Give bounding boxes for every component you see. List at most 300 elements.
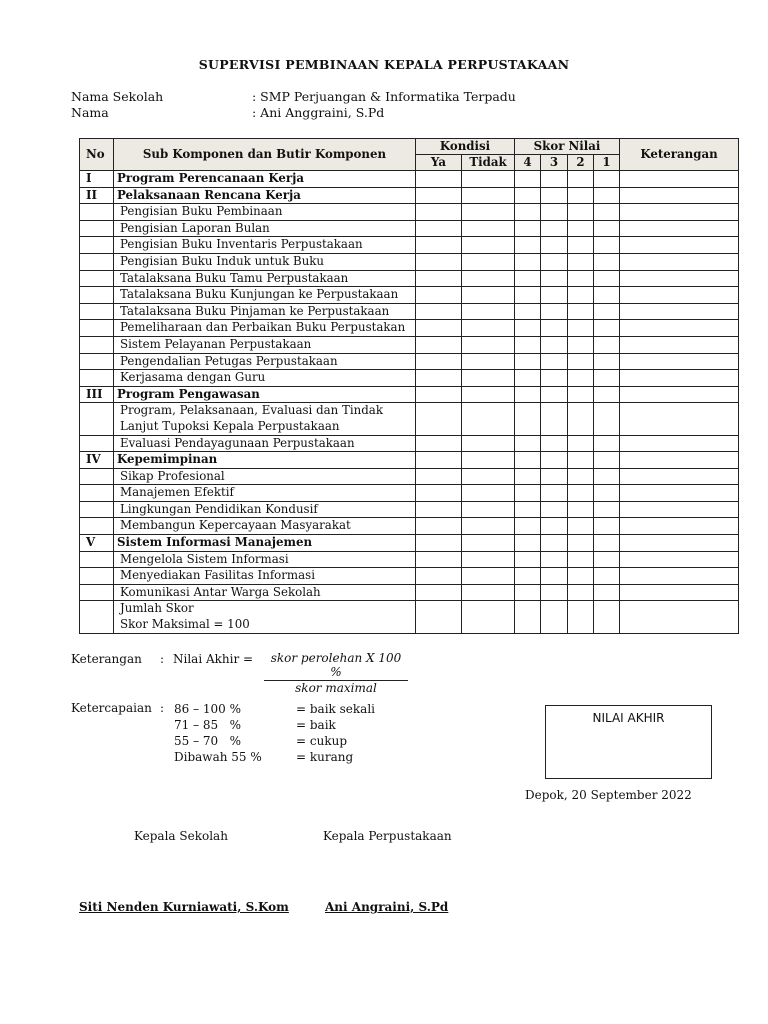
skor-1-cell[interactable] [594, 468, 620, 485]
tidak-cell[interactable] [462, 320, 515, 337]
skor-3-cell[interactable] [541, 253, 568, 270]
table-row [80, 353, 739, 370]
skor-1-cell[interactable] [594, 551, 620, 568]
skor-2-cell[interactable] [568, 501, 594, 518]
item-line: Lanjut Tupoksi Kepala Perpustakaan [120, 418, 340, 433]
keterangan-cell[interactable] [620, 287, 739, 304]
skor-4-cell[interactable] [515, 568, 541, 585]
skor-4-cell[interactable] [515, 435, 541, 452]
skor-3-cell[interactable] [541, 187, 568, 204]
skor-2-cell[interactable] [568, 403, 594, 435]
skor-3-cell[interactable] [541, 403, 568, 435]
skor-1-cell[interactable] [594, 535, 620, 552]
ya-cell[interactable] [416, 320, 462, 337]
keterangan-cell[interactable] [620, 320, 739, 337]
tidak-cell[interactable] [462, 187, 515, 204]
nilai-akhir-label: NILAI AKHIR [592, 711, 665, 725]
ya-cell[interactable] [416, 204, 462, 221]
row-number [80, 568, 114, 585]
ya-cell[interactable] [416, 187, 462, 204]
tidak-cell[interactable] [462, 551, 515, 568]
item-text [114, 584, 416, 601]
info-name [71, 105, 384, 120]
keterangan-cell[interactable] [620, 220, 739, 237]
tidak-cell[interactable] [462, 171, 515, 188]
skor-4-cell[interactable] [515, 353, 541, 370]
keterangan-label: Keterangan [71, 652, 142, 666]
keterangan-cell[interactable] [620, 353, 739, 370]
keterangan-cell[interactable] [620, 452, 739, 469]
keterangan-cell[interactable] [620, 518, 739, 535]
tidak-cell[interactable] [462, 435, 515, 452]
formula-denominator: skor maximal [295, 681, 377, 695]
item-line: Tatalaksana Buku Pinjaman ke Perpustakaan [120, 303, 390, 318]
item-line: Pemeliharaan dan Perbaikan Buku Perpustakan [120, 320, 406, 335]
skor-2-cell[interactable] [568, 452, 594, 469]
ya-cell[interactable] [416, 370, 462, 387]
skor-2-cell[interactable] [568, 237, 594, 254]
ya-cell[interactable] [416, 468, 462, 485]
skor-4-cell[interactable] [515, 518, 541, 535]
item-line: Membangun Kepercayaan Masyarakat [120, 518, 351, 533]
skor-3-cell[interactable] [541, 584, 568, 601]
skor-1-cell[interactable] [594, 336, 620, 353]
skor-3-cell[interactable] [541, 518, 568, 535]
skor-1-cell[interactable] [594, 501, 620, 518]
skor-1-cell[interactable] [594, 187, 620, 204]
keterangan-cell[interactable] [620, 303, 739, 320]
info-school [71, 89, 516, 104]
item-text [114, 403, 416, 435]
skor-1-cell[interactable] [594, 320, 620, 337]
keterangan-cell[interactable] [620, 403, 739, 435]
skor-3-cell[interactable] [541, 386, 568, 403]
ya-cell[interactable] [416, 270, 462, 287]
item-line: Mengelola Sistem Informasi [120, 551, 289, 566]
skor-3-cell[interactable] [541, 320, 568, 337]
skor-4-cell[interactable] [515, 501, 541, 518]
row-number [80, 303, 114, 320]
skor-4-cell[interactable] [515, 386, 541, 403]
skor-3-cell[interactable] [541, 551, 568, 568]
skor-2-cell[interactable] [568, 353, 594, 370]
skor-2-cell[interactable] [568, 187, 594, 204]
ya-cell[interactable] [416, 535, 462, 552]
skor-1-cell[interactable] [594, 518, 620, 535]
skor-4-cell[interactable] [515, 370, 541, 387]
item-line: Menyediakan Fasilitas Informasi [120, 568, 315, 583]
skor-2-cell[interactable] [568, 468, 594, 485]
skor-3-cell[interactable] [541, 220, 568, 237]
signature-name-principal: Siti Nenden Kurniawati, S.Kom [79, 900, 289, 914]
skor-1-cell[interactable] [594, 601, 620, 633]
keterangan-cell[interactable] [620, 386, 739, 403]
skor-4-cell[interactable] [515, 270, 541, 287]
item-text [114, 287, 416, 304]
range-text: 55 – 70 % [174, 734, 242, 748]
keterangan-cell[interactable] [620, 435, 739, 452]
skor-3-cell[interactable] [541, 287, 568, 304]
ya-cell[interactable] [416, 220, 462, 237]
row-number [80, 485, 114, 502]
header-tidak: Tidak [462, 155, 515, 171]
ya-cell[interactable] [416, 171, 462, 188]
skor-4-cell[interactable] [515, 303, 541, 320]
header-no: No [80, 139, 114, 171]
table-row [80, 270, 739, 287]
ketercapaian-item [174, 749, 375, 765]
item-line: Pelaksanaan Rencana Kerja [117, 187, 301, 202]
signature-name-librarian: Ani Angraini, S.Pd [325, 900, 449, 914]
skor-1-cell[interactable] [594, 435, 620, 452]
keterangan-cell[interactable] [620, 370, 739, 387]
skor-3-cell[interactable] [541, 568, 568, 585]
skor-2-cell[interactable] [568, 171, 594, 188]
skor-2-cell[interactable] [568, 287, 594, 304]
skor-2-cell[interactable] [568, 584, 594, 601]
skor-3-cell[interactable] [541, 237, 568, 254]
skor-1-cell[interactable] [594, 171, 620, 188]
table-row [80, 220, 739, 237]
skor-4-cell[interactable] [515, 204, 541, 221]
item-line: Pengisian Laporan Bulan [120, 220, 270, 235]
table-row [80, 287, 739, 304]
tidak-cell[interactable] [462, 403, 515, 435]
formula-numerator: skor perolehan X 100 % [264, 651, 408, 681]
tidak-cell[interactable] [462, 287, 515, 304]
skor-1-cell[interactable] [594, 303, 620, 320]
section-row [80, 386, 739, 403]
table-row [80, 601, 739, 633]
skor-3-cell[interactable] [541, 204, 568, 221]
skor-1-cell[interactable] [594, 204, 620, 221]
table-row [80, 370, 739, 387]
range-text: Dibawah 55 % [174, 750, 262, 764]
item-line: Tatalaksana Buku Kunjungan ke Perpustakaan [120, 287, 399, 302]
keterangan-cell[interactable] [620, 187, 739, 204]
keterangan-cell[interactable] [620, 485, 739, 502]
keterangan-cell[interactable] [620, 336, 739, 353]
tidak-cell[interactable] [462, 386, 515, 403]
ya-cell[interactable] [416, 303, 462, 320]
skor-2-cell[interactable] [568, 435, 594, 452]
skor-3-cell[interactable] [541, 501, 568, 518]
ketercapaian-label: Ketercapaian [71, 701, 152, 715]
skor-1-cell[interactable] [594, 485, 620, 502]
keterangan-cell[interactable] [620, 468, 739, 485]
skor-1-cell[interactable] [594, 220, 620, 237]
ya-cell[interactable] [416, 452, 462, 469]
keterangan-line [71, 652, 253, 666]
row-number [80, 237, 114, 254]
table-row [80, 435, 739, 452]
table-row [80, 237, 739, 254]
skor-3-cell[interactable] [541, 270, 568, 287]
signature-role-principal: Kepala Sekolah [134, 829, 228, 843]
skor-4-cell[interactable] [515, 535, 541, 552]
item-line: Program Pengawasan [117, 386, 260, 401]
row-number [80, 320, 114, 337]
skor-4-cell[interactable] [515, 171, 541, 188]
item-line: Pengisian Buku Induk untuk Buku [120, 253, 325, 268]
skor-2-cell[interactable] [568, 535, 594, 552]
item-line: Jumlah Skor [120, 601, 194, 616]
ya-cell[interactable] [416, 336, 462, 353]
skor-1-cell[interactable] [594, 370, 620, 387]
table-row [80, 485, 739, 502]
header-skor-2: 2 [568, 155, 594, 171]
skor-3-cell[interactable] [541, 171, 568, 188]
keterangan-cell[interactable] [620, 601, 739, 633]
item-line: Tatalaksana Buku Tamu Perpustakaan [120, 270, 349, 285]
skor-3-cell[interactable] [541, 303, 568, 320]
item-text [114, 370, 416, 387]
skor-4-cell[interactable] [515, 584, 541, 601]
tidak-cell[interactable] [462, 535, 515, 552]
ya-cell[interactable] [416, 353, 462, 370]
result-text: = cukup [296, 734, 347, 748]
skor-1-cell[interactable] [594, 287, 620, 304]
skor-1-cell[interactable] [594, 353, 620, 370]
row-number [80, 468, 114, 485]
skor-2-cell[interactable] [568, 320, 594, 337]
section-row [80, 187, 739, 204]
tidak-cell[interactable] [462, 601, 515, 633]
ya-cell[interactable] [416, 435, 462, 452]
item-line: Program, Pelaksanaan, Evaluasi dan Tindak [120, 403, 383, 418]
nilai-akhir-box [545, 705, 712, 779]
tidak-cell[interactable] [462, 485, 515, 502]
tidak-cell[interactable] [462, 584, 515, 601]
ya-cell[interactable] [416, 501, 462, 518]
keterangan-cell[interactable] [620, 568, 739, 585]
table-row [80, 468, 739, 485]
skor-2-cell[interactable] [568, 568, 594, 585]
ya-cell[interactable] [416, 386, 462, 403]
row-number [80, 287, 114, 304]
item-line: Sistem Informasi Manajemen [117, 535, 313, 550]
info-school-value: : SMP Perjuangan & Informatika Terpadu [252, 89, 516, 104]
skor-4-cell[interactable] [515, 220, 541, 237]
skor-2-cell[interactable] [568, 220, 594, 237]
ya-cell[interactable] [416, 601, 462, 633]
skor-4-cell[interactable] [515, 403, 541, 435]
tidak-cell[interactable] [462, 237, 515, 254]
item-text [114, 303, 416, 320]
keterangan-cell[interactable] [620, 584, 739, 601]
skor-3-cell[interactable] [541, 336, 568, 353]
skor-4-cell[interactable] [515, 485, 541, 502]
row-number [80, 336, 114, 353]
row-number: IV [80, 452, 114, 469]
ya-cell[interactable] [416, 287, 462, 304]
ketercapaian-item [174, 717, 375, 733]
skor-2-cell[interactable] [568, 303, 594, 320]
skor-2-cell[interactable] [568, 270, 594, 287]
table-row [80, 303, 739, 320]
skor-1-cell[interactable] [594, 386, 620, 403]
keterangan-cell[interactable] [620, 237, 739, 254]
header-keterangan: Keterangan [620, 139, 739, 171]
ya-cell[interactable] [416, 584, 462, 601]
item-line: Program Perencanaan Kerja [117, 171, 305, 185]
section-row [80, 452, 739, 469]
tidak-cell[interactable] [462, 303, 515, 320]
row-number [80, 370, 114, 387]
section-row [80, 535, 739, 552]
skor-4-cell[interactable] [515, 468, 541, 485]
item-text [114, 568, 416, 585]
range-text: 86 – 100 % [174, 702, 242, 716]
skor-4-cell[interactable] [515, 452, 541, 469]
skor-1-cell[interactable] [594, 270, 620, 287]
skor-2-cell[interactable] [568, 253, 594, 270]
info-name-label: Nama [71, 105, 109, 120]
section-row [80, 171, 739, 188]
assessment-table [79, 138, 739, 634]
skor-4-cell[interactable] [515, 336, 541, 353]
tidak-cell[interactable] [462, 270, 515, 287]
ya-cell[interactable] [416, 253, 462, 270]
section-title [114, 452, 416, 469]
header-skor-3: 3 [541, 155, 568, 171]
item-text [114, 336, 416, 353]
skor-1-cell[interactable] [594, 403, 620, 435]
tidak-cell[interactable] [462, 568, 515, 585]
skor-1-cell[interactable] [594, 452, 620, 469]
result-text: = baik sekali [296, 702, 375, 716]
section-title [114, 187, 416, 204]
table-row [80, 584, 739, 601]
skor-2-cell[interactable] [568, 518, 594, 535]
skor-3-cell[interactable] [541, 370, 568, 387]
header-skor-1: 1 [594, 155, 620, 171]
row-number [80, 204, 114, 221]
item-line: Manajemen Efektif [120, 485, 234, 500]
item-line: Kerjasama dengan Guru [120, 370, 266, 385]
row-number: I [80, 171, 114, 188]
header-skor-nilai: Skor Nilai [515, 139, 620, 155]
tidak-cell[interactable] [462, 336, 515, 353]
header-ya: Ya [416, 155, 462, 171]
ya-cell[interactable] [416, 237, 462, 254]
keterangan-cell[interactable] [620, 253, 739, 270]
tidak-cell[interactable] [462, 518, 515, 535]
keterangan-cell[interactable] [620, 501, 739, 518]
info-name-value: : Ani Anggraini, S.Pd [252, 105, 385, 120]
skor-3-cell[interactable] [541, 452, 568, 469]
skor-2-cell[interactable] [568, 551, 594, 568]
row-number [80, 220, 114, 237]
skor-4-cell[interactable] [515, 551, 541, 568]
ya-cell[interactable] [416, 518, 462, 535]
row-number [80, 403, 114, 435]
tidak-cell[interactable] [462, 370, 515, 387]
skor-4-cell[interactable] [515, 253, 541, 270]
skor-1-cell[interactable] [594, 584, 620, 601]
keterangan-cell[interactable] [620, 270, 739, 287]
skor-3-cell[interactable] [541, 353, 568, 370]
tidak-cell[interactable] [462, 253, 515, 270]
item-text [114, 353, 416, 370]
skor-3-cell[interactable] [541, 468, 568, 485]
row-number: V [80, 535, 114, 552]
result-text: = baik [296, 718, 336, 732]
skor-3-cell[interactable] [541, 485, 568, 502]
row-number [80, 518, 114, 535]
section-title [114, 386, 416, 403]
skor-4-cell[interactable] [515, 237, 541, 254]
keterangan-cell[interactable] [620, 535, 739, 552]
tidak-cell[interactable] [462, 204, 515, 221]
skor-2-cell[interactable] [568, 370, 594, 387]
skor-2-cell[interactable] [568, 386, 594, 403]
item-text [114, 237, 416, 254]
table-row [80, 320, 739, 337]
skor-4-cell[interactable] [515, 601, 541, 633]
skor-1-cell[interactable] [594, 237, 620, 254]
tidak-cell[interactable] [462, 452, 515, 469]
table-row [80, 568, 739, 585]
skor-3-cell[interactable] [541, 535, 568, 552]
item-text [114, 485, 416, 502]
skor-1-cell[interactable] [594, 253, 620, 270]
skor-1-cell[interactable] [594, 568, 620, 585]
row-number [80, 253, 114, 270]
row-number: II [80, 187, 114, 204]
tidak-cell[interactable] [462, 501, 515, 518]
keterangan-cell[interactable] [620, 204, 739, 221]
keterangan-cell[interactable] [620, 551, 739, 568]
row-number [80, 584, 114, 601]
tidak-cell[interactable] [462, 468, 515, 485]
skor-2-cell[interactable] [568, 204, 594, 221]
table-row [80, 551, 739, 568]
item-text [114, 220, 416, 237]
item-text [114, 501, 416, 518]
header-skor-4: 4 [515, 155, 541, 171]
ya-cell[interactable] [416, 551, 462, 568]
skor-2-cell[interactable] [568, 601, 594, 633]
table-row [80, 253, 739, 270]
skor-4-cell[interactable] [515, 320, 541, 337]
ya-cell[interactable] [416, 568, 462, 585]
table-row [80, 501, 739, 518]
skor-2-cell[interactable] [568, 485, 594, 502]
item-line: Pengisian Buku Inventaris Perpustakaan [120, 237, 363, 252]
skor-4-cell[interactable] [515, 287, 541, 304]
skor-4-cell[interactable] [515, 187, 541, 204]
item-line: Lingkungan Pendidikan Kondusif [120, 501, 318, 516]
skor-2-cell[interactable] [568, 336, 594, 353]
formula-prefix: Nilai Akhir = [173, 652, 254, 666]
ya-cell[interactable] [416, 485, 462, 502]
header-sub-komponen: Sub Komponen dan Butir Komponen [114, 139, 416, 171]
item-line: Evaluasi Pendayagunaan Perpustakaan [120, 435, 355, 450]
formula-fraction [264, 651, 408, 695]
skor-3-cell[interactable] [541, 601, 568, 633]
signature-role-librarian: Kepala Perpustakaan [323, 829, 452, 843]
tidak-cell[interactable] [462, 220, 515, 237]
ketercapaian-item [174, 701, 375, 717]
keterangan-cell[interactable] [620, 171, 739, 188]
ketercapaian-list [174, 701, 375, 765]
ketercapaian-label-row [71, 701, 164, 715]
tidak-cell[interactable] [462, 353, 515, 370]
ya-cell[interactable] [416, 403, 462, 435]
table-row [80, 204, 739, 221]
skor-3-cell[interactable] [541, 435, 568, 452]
== == ==
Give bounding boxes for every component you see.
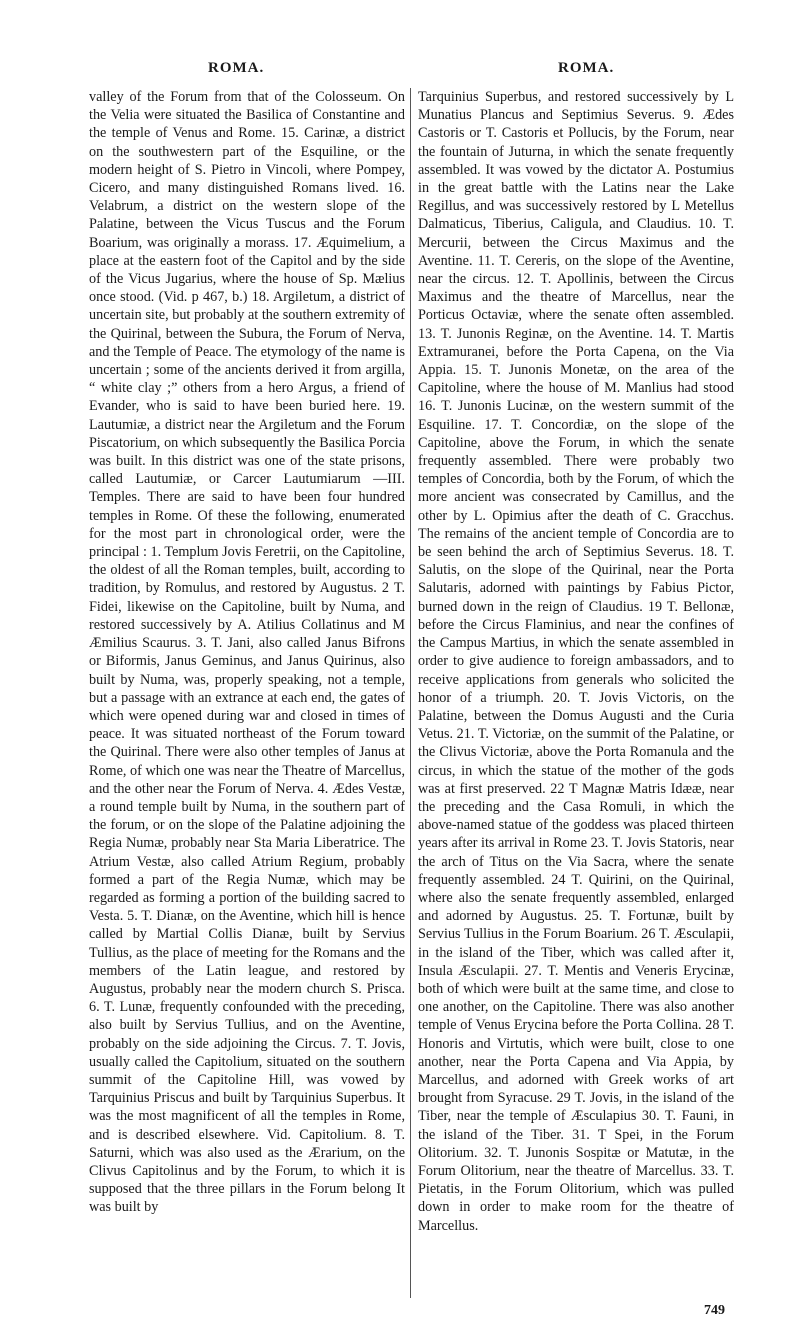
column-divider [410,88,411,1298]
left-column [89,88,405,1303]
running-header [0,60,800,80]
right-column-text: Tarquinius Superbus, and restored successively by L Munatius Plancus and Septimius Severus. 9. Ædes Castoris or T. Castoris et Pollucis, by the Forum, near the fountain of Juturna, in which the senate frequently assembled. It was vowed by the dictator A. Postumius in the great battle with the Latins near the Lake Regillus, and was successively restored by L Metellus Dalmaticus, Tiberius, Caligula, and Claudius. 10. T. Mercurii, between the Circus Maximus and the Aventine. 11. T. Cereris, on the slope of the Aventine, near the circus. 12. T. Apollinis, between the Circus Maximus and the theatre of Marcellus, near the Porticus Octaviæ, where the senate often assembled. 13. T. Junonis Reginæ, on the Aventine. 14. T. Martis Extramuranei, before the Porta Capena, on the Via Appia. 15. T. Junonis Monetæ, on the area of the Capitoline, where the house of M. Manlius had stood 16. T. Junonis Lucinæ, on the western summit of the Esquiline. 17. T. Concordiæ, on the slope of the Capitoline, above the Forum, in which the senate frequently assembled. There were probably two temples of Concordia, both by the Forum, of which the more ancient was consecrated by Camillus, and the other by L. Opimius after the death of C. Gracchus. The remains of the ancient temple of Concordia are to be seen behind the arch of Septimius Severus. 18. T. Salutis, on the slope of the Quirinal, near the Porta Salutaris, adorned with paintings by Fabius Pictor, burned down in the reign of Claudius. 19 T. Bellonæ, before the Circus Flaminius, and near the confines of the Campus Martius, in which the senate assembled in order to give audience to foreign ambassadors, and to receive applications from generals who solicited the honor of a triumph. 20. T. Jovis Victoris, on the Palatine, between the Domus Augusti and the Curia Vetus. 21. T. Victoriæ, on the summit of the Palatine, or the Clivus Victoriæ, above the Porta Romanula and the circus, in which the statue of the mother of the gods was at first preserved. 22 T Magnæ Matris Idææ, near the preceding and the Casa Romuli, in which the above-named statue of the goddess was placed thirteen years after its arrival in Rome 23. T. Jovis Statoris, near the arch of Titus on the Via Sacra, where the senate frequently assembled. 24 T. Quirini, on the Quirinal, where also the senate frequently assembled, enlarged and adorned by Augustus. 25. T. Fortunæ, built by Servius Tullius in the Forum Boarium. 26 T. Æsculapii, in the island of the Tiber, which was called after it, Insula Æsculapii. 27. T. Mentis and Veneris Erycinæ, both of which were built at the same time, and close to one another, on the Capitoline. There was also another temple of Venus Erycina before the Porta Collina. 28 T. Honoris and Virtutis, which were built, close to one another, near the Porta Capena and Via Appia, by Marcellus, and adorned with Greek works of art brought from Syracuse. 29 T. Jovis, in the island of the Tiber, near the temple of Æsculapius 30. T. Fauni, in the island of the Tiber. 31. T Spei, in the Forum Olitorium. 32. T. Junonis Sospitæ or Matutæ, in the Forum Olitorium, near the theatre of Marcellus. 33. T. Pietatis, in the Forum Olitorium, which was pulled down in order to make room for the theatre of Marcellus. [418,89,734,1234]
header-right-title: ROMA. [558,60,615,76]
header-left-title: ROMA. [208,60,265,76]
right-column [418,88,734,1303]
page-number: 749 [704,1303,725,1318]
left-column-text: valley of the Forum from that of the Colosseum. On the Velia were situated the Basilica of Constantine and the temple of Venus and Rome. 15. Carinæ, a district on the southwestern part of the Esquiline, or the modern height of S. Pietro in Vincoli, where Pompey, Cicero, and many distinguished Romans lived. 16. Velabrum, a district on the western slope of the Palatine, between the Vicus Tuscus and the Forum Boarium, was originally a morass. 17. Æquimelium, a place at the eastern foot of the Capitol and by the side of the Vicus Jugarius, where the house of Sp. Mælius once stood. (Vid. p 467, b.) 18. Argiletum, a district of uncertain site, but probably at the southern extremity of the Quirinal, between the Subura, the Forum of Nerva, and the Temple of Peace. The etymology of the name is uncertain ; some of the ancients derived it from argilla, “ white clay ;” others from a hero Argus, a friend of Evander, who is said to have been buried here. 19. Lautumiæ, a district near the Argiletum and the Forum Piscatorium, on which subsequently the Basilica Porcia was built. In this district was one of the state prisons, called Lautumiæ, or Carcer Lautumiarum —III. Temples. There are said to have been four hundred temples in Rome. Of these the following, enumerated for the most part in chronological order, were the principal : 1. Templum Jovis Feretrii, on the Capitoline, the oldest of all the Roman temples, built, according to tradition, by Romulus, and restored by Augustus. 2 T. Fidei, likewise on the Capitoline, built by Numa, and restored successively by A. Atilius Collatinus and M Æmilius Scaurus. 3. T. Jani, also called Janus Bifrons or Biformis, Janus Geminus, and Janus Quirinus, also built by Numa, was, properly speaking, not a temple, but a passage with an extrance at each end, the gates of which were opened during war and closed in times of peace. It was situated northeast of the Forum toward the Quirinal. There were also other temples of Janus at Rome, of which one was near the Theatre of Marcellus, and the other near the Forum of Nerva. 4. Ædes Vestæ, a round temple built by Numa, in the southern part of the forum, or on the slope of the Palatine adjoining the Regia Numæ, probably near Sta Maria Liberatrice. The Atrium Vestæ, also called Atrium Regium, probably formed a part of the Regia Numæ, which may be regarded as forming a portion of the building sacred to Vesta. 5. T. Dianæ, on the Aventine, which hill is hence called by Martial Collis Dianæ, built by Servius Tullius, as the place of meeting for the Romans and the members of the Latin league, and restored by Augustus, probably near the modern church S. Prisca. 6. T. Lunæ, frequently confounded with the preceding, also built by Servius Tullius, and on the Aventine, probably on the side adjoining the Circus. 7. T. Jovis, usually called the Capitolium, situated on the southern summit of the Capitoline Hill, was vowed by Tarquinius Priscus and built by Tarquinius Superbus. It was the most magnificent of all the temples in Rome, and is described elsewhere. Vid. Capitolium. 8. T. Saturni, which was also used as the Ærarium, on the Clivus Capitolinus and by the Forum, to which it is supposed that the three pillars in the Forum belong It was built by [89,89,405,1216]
== == ==
§ GOAL: Pull out the data lines from the line with "column-divider [410,88,411,1298]" up to and including the line with "running-header [0,60,800,80]", and reproduce each one character for character.

§ ANSWER:
column-divider [410,88,411,1298]
left-column [89,88,405,1303]
running-header [0,60,800,80]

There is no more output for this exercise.